# Task statement:
Copy every line that holds "वरतनग".

Data excerpts
──────
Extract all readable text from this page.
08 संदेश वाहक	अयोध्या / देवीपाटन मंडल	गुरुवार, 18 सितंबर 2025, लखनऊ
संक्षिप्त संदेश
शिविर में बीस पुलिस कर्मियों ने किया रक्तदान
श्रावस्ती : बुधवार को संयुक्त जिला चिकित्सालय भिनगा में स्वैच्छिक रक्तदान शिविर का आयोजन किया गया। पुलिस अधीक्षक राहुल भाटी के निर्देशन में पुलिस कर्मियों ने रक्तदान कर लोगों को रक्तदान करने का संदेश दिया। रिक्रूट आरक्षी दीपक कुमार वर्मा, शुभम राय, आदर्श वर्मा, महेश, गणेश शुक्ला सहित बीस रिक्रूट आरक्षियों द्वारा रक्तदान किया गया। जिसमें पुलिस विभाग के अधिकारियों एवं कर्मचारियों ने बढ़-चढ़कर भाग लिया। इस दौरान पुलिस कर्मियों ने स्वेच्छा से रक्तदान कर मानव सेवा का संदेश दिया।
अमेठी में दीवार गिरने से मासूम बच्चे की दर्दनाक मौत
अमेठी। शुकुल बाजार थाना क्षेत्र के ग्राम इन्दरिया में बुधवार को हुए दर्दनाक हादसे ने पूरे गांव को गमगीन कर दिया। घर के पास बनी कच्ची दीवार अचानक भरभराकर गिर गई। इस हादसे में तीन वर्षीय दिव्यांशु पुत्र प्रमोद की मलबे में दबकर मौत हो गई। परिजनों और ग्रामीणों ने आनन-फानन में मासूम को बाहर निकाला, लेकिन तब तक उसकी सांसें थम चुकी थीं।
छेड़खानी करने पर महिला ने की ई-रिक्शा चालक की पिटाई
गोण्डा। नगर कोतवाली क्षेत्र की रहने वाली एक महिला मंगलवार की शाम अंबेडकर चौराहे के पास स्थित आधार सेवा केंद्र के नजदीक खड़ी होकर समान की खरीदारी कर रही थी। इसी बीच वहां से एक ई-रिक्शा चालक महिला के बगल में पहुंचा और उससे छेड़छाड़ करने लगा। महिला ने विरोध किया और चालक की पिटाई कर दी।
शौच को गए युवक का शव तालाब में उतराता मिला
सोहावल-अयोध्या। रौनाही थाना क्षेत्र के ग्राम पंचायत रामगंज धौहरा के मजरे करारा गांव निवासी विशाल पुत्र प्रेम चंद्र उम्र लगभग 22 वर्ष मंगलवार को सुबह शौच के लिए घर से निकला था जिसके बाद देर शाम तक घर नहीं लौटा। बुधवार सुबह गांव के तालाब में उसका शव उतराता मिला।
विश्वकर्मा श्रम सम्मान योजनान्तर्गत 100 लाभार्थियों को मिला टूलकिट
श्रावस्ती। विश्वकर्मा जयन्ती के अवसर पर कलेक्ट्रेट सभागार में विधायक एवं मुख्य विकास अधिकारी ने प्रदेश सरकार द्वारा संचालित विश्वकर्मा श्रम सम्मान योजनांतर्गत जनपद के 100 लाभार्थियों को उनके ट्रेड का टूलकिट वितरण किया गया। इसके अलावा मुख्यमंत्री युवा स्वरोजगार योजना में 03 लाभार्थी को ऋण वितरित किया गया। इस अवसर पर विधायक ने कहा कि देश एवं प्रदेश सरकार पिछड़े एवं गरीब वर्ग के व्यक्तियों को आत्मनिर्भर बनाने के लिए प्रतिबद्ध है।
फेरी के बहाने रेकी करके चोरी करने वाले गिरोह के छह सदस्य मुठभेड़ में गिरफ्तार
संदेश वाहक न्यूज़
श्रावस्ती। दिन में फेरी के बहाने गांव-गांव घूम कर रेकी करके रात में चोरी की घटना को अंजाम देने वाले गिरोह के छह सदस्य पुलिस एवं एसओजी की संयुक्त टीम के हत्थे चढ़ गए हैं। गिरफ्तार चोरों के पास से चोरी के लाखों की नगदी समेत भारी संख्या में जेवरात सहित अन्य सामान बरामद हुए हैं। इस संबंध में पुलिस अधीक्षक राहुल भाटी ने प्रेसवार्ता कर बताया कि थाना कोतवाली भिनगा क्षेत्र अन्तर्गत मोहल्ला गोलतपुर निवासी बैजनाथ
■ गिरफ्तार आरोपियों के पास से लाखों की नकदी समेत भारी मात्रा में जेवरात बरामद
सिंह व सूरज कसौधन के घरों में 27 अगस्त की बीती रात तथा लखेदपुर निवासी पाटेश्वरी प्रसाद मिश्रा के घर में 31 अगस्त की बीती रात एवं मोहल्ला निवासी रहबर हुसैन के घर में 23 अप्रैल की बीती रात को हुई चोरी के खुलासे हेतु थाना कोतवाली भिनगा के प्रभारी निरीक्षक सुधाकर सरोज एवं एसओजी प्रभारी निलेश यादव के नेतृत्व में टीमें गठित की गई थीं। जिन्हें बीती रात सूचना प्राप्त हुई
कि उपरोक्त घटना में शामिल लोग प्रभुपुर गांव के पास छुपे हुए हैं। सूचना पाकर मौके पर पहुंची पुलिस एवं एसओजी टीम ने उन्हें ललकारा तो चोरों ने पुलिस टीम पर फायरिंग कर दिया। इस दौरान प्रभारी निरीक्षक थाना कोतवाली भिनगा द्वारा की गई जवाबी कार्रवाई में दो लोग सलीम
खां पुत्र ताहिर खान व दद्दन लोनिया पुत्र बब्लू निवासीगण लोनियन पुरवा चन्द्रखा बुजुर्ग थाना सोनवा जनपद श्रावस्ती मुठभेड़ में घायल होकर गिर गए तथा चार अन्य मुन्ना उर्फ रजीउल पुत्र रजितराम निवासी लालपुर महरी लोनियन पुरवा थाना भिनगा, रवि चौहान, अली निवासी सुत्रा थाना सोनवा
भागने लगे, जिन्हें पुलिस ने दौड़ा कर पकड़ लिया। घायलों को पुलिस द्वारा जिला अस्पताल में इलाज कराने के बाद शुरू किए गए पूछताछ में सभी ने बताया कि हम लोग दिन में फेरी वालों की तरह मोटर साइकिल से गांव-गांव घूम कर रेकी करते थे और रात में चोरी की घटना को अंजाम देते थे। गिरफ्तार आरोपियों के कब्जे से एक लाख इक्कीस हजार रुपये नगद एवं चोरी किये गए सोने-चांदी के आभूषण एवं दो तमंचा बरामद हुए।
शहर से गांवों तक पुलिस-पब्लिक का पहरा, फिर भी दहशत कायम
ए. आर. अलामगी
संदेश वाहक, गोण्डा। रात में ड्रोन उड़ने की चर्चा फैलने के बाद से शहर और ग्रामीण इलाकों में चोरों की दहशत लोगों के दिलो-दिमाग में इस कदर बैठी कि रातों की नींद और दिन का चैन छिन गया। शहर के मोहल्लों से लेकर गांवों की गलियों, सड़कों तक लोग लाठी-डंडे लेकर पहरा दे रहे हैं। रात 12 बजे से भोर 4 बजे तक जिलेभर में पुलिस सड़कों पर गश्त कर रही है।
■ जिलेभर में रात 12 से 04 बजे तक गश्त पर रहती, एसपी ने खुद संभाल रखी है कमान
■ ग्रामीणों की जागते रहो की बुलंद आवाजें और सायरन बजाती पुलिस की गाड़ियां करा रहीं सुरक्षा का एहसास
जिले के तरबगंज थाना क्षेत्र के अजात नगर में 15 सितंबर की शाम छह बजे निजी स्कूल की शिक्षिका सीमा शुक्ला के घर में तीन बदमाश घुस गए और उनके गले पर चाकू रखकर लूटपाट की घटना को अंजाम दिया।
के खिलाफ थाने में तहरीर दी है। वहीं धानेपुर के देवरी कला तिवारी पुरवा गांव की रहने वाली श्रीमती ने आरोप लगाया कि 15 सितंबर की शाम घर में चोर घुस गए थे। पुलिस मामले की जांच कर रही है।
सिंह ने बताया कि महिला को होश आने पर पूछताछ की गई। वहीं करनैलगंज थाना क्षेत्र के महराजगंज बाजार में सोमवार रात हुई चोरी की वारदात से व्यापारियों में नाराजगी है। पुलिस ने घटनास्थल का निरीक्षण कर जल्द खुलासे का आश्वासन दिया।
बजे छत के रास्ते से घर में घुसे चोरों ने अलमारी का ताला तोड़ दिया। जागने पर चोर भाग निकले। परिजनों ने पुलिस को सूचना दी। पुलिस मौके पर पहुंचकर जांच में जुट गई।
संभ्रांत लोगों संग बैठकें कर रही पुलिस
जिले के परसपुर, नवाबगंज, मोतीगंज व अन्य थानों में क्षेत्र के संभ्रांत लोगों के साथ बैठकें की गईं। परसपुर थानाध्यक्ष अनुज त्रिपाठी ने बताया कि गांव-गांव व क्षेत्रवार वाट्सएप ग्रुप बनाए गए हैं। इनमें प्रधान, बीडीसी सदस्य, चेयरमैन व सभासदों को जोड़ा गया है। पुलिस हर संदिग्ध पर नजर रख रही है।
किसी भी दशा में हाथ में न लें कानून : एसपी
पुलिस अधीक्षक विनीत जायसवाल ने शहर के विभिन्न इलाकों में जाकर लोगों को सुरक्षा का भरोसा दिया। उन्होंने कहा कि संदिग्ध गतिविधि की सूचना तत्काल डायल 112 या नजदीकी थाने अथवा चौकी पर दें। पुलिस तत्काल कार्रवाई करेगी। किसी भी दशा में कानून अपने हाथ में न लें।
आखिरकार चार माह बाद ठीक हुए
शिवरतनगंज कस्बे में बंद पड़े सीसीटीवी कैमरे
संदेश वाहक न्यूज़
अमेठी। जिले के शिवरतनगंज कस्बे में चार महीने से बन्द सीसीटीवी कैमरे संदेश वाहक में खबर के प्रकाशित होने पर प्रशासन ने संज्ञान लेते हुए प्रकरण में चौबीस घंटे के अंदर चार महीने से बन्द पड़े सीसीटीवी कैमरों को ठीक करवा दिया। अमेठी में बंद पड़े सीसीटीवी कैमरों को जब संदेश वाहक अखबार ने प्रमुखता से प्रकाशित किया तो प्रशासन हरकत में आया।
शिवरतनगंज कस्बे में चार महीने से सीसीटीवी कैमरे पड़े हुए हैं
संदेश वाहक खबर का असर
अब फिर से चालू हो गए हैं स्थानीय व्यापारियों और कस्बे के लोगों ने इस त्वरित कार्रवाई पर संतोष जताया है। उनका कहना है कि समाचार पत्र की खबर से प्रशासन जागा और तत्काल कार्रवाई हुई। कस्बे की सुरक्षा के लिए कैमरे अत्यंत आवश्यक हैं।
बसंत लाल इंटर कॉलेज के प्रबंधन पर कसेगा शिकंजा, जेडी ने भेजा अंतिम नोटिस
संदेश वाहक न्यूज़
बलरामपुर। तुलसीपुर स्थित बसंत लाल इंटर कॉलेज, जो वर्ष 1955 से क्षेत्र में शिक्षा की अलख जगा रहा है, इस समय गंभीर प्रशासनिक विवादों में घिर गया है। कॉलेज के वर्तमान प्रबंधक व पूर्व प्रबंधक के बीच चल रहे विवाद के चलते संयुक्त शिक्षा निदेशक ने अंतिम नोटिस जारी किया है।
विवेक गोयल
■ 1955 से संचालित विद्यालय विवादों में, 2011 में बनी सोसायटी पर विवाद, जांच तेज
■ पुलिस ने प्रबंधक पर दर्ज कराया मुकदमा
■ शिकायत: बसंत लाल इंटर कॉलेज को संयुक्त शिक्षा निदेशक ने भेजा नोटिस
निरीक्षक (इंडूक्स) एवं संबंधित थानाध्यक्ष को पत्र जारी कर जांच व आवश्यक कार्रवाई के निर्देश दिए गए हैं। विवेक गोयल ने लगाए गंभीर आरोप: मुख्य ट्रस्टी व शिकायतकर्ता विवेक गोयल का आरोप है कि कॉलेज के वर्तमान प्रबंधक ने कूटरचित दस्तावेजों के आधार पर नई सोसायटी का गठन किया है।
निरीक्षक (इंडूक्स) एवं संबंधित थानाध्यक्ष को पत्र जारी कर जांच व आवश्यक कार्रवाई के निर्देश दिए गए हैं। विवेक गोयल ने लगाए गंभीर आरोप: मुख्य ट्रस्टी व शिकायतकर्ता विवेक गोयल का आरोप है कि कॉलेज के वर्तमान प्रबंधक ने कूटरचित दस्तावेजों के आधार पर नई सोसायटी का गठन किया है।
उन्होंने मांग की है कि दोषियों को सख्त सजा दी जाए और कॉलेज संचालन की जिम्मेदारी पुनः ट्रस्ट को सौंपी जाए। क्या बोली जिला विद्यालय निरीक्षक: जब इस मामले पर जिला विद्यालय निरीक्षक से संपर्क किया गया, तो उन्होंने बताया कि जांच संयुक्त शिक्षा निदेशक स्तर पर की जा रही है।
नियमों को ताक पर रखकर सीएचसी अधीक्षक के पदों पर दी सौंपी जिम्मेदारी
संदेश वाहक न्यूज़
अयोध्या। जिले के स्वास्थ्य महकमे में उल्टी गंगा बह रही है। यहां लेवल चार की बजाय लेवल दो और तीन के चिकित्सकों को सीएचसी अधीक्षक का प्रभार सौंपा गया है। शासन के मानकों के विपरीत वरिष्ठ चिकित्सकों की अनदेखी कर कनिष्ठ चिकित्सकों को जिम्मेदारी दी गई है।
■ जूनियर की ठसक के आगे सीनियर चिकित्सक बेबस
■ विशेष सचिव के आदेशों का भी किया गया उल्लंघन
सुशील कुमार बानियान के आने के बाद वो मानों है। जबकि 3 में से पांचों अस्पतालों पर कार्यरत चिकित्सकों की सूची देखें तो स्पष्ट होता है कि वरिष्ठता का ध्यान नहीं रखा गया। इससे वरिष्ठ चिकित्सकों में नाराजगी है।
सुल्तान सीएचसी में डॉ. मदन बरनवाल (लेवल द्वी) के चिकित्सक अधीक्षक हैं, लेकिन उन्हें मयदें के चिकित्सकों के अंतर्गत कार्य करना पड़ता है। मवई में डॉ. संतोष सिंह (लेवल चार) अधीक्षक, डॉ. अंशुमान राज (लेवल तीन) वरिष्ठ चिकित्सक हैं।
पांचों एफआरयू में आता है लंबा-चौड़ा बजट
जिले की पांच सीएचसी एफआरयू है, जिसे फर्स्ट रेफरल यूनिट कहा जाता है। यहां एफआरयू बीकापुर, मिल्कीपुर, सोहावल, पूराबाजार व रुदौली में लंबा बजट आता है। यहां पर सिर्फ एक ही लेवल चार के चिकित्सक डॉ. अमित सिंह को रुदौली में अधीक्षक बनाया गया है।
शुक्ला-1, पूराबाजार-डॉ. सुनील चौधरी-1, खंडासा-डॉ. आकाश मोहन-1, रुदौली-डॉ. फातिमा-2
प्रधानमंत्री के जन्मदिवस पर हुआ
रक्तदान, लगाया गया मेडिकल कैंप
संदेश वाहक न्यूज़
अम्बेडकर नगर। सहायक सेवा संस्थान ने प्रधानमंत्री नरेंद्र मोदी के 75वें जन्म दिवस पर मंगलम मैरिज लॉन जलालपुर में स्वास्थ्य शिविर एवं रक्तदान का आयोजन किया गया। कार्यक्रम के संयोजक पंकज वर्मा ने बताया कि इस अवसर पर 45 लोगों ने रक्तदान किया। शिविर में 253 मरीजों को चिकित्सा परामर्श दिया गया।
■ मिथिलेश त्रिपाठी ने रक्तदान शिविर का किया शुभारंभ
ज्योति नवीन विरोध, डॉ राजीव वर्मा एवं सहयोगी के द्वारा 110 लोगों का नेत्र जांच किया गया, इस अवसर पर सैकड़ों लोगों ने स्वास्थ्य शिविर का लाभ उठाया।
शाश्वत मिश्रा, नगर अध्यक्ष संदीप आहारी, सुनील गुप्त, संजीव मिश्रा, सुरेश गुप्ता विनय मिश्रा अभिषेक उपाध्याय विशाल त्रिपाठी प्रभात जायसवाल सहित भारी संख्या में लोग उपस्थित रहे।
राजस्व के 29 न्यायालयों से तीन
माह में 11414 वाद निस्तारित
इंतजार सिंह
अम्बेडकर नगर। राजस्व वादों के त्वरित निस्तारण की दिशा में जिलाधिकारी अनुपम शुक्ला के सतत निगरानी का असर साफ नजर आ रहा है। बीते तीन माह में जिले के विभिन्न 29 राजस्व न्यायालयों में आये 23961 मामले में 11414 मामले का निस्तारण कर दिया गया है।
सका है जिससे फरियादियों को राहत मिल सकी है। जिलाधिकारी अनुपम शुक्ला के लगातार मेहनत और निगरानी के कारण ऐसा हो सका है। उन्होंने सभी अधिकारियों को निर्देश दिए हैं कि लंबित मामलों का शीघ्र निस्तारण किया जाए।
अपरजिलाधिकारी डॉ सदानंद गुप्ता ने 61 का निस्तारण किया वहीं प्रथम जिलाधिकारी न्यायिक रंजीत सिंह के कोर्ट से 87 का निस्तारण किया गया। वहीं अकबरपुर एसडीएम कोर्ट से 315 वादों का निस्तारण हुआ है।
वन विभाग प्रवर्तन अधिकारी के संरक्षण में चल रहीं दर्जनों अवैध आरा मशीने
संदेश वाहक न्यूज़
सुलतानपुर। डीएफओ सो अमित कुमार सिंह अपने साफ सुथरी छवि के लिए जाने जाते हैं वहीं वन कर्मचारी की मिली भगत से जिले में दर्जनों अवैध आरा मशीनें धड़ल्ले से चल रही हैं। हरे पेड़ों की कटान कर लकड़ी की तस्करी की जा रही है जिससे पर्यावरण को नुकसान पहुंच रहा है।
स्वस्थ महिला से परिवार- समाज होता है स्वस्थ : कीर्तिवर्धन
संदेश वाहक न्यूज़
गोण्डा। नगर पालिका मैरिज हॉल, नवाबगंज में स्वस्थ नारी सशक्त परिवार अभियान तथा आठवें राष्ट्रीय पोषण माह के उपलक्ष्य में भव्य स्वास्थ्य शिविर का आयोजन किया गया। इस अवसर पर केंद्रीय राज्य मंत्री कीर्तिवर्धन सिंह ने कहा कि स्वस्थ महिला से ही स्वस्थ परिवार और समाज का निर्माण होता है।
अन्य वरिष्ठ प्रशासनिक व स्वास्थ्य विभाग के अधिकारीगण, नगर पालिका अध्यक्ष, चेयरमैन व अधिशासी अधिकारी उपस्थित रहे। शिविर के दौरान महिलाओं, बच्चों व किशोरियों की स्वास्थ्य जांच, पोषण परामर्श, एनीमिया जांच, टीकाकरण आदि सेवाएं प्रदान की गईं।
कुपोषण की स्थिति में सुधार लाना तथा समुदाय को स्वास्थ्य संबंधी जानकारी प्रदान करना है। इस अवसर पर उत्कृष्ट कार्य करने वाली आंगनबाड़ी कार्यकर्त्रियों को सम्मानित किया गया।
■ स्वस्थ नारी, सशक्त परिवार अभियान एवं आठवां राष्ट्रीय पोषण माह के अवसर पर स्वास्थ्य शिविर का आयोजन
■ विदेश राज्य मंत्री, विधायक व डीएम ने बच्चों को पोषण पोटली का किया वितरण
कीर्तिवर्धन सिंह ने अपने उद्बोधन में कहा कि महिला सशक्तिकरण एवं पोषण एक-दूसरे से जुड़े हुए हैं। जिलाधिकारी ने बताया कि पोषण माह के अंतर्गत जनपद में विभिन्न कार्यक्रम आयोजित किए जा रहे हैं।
──────
# Output for this exercise:
शिवरतनगंज कस्बे में बंद पड़े सीसीटीवी कैमरे
अमेठी। जिले के शिवरतनगंज कस्बे में चार महीने से बन्द सीसीटीवी कैमरे संदेश वाहक में खबर के प्रकाशित होने पर प्रशासन ने संज्ञान लेते हुए प्रकरण में चौबीस घंटे के अंदर चार महीने से बन्द पड़े सीसीटीवी कैमरों को ठीक करवा दिया। अमेठी में बंद पड़े सीसीटीवी कैमरों को जब संदेश वाहक अखबार ने प्रमुखता से प्रकाशित किया तो प्रशासन हरकत में आया।
शिवरतनगंज कस्बे में चार महीने से सीसीटीवी कैमरे पड़े हुए हैं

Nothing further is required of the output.